Exercise inputs –

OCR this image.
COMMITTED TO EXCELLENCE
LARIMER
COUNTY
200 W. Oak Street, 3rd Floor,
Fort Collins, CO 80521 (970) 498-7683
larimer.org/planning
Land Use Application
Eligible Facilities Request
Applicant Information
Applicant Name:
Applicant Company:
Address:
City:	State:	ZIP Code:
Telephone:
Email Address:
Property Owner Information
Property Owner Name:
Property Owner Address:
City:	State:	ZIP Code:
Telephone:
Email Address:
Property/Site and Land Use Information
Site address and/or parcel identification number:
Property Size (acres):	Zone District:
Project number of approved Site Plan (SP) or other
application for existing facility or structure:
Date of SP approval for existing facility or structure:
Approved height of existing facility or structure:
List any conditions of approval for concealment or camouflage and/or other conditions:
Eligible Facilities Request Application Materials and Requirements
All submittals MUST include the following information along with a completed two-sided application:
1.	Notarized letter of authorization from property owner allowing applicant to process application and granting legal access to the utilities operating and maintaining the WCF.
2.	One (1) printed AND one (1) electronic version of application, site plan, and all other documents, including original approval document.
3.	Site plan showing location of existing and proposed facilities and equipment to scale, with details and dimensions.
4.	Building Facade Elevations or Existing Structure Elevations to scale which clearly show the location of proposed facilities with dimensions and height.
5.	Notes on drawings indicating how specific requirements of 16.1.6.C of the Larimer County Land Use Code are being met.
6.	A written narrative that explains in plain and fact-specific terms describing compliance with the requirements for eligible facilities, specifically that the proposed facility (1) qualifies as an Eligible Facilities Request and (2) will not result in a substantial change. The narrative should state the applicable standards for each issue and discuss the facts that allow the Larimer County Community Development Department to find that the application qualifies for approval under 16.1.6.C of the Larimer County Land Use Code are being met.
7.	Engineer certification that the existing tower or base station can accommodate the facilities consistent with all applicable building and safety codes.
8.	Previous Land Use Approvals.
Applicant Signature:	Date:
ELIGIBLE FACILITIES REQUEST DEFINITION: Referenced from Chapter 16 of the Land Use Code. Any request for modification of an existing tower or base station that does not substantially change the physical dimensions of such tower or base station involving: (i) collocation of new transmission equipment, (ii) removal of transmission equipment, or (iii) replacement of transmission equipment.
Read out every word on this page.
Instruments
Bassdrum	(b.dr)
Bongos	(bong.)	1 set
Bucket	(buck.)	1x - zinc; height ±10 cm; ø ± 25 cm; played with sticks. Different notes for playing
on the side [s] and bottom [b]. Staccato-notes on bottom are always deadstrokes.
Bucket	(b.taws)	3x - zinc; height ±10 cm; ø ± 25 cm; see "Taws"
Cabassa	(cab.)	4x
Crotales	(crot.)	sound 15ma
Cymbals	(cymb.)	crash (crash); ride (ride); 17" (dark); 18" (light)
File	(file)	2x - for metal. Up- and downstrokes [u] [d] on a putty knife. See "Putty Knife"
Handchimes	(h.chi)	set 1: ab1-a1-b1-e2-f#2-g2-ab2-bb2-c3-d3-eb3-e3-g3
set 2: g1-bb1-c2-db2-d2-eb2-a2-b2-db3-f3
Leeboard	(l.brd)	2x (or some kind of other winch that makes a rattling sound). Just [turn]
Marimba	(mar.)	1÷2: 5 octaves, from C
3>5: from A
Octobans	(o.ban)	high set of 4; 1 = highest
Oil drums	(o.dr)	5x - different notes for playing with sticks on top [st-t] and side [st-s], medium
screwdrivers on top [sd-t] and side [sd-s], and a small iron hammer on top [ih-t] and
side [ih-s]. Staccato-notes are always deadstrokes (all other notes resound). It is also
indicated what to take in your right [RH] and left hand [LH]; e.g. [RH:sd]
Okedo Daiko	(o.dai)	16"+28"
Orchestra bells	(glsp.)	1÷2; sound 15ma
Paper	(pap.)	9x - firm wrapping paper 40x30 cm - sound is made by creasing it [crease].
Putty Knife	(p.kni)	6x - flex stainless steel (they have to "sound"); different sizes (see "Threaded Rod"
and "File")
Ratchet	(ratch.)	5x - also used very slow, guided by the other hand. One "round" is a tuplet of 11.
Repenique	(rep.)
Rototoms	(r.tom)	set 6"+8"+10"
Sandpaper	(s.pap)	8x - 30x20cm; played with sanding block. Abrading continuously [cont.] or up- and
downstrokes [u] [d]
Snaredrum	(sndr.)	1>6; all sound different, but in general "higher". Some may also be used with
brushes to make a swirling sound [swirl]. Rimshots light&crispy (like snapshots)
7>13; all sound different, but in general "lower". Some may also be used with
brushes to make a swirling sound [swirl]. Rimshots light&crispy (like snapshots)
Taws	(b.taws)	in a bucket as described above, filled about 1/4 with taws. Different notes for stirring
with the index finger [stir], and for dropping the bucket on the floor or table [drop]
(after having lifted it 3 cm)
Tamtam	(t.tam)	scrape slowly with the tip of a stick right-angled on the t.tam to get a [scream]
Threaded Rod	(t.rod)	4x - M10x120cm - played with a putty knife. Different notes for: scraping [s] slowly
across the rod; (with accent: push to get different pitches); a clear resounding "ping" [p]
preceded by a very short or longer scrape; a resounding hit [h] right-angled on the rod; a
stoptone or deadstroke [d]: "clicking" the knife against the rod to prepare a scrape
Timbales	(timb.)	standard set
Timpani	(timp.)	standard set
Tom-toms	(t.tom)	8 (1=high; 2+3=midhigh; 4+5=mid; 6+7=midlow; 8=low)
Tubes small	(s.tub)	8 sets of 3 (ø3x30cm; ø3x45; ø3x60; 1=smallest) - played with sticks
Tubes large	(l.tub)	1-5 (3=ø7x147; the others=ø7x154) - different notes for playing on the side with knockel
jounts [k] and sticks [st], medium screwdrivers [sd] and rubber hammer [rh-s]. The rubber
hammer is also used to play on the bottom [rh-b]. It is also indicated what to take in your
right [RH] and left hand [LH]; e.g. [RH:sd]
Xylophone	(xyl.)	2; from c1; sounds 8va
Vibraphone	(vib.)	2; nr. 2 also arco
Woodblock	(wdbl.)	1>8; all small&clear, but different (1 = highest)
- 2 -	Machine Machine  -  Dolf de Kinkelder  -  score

Goal – Extract the data in full. Keep it word for word.

Problem solution –
OCR this image.
COMMITTED TO EXCELLENCE
LARIMER
COUNTY
200 W. Oak Street, 3rd Floor,
Fort Collins, CO 80521 (970) 498-7683
larimer.org/planning
Land Use Application
Eligible Facilities Request
Applicant Information
Applicant Name:
Applicant Company:
Address:
City:	State:	ZIP Code:
Telephone:
Email Address:
Property Owner Information
Property Owner Name:
Property Owner Address:
City:	State:	ZIP Code:
Telephone:
Email Address:
Property/Site and Land Use Information
Site address and/or parcel identification number:
Property Size (acres):	Zone District:
Project number of approved Site Plan (SP) or other
application for existing facility or structure:
Date of SP approval for existing facility or structure:
Approved height of existing facility or structure:
List any conditions of approval for concealment or camouflage and/or other conditions:
Eligible Facilities Request Application Materials and Requirements
All submittals MUST include the following information along with a completed two-sided application:
1.	Notarized letter of authorization from property owner allowing applicant to process application and granting legal access to the utilities operating and maintaining the WCF.
2.	One (1) printed AND one (1) electronic version of application, site plan, and all other documents, including original approval document.
3.	Site plan showing location of existing and proposed facilities and equipment to scale, with details and dimensions.
4.	Building Facade Elevations or Existing Structure Elevations to scale which clearly show the location of proposed facilities with dimensions and height.
5.	Notes on drawings indicating how specific requirements of 16.1.6.C of the Larimer County Land Use Code are being met.
6.	A written narrative that explains in plain and fact-specific terms describing compliance with the requirements for eligible facilities, specifically that the proposed facility (1) qualifies as an Eligible Facilities Request and (2) will not result in a substantial change. The narrative should state the applicable standards for each issue and discuss the facts that allow the Larimer County Community Development Department to find that the application qualifies for approval under 16.1.6.C of the Larimer County Land Use Code are being met.
7.	Engineer certification that the existing tower or base station can accommodate the facilities consistent with all applicable building and safety codes.
8.	Previous Land Use Approvals.
Applicant Signature:	Date:
ELIGIBLE FACILITIES REQUEST DEFINITION: Referenced from Chapter 16 of the Land Use Code. Any request for modification of an existing tower or base station that does not substantially change the physical dimensions of such tower or base station involving: (i) collocation of new transmission equipment, (ii) removal of transmission equipment, or (iii) replacement of transmission equipment.
Read out every word on this page.
Instruments
Bassdrum	(b.dr)
Bongos	(bong.)	1 set
Bucket	(buck.)	1x - zinc; height ±10 cm; ø ± 25 cm; played with sticks. Different notes for playing
on the side [s] and bottom [b]. Staccato-notes on bottom are always deadstrokes.
Bucket	(b.taws)	3x - zinc; height ±10 cm; ø ± 25 cm; see "Taws"
Cabassa	(cab.)	4x
Crotales	(crot.)	sound 15ma
Cymbals	(cymb.)	crash (crash); ride (ride); 17" (dark); 18" (light)
File	(file)	2x - for metal. Up- and downstrokes [u] [d] on a putty knife. See "Putty Knife"
Handchimes	(h.chi)	set 1: ab1-a1-b1-e2-f#2-g2-ab2-bb2-c3-d3-eb3-e3-g3
set 2: g1-bb1-c2-db2-d2-eb2-a2-b2-db3-f3
Leeboard	(l.brd)	2x (or some kind of other winch that makes a rattling sound). Just [turn]
Marimba	(mar.)	1÷2: 5 octaves, from C
3>5: from A
Octobans	(o.ban)	high set of 4; 1 = highest
Oil drums	(o.dr)	5x - different notes for playing with sticks on top [st-t] and side [st-s], medium
screwdrivers on top [sd-t] and side [sd-s], and a small iron hammer on top [ih-t] and
side [ih-s]. Staccato-notes are always deadstrokes (all other notes resound). It is also
indicated what to take in your right [RH] and left hand [LH]; e.g. [RH:sd]
Okedo Daiko	(o.dai)	16"+28"
Orchestra bells	(glsp.)	1÷2; sound 15ma
Paper	(pap.)	9x - firm wrapping paper 40x30 cm - sound is made by creasing it [crease].
Putty Knife	(p.kni)	6x - flex stainless steel (they have to "sound"); different sizes (see "Threaded Rod"
and "File")
Ratchet	(ratch.)	5x - also used very slow, guided by the other hand. One "round" is a tuplet of 11.
Repenique	(rep.)
Rototoms	(r.tom)	set 6"+8"+10"
Sandpaper	(s.pap)	8x - 30x20cm; played with sanding block. Abrading continuously [cont.] or up- and
downstrokes [u] [d]
Snaredrum	(sndr.)	1>6; all sound different, but in general "higher". Some may also be used with
brushes to make a swirling sound [swirl]. Rimshots light&crispy (like snapshots)
7>13; all sound different, but in general "lower". Some may also be used with
brushes to make a swirling sound [swirl]. Rimshots light&crispy (like snapshots)
Taws	(b.taws)	in a bucket as described above, filled about 1/4 with taws. Different notes for stirring
with the index finger [stir], and for dropping the bucket on the floor or table [drop]
(after having lifted it 3 cm)
Tamtam	(t.tam)	scrape slowly with the tip of a stick right-angled on the t.tam to get a [scream]
Threaded Rod	(t.rod)	4x - M10x120cm - played with a putty knife. Different notes for: scraping [s] slowly
across the rod; (with accent: push to get different pitches); a clear resounding "ping" [p]
preceded by a very short or longer scrape; a resounding hit [h] right-angled on the rod; a
stoptone or deadstroke [d]: "clicking" the knife against the rod to prepare a scrape
Timbales	(timb.)	standard set
Timpani	(timp.)	standard set
Tom-toms	(t.tom)	8 (1=high; 2+3=midhigh; 4+5=mid; 6+7=midlow; 8=low)
Tubes small	(s.tub)	8 sets of 3 (ø3x30cm; ø3x45; ø3x60; 1=smallest) - played with sticks
Tubes large	(l.tub)	1-5 (3=ø7x147; the others=ø7x154) - different notes for playing on the side with knockel
jounts [k] and sticks [st], medium screwdrivers [sd] and rubber hammer [rh-s]. The rubber
hammer is also used to play on the bottom [rh-b]. It is also indicated what to take in your
right [RH] and left hand [LH]; e.g. [RH:sd]
Xylophone	(xyl.)	2; from c1; sounds 8va
Vibraphone	(vib.)	2; nr. 2 also arco
Woodblock	(wdbl.)	1>8; all small&clear, but different (1 = highest)
- 2 -	Machine Machine  -  Dolf de Kinkelder  -  score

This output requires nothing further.